Records excerpted from a collection:
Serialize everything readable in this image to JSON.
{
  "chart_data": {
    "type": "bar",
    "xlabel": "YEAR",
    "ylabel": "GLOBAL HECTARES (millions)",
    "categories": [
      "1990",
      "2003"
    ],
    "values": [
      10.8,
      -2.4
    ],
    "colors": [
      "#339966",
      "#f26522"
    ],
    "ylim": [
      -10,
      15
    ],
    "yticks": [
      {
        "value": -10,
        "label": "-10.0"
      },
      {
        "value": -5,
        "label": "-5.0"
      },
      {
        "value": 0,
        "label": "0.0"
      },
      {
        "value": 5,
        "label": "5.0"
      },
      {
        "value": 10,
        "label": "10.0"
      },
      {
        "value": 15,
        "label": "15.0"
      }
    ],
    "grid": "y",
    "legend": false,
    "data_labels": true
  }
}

* PROBLEM DESCRIPTION *
Write the material out exactly, with nothing left out.

* EXERCISE OUTPUT *
Serialize everything readable in this image to JSON.
{
  "chart_data": {
    "type": "bar",
    "xlabel": "YEAR",
    "ylabel": "GLOBAL HECTARES (millions)",
    "categories": [
      "1990",
      "2003"
    ],
    "values": [
      10.8,
      -2.4
    ],
    "colors": [
      "#339966",
      "#f26522"
    ],
    "ylim": [
      -10,
      15
    ],
    "yticks": [
      {
        "value": -10,
        "label": "-10.0"
      },
      {
        "value": -5,
        "label": "-5.0"
      },
      {
        "value": 0,
        "label": "0.0"
      },
      {
        "value": 5,
        "label": "5.0"
      },
      {
        "value": 10,
        "label": "10.0"
      },
      {
        "value": 15,
        "label": "15.0"
      }
    ],
    "grid": "y",
    "legend": false,
    "data_labels": true
  }
}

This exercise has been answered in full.